What the task asks: Select from the data all lines with the word "this".

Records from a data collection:
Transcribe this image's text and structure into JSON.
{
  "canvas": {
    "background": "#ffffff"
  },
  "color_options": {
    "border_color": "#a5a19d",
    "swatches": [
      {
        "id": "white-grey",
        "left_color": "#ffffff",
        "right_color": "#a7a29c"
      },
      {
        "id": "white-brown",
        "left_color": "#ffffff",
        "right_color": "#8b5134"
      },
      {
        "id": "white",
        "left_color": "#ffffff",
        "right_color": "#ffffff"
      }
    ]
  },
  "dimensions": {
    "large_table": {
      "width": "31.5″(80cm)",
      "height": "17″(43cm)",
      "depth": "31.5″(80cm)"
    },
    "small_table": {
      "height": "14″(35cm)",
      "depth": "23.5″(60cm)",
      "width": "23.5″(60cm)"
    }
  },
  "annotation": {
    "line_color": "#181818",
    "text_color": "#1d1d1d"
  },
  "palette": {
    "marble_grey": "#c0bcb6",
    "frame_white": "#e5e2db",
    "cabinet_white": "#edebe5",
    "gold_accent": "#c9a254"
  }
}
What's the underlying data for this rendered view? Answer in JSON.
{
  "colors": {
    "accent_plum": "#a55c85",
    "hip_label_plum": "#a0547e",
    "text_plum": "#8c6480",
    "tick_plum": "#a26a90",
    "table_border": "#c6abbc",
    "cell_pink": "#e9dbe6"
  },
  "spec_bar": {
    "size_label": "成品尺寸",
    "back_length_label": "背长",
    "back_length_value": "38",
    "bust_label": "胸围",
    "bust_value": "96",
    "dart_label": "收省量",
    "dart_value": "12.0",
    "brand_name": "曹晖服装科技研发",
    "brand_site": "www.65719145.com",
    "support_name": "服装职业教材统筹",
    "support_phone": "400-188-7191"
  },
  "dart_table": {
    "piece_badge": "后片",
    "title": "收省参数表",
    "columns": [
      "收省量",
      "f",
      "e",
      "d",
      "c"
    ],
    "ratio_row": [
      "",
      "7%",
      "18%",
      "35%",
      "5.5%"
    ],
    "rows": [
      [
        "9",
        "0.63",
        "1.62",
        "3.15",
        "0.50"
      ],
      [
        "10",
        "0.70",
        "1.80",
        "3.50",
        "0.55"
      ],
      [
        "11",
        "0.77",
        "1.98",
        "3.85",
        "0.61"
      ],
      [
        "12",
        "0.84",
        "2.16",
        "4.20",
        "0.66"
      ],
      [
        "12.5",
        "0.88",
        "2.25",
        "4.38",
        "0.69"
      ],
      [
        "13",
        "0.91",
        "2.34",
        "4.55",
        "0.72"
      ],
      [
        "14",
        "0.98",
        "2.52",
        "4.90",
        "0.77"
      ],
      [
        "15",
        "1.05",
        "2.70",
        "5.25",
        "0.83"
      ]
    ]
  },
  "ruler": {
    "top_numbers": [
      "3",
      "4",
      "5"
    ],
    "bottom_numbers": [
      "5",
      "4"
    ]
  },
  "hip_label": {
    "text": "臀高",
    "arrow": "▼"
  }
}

Exercise result:
Transcribe this image's text and structure into JSON.
What's the underlying data for this rendered view? Answer in JSON.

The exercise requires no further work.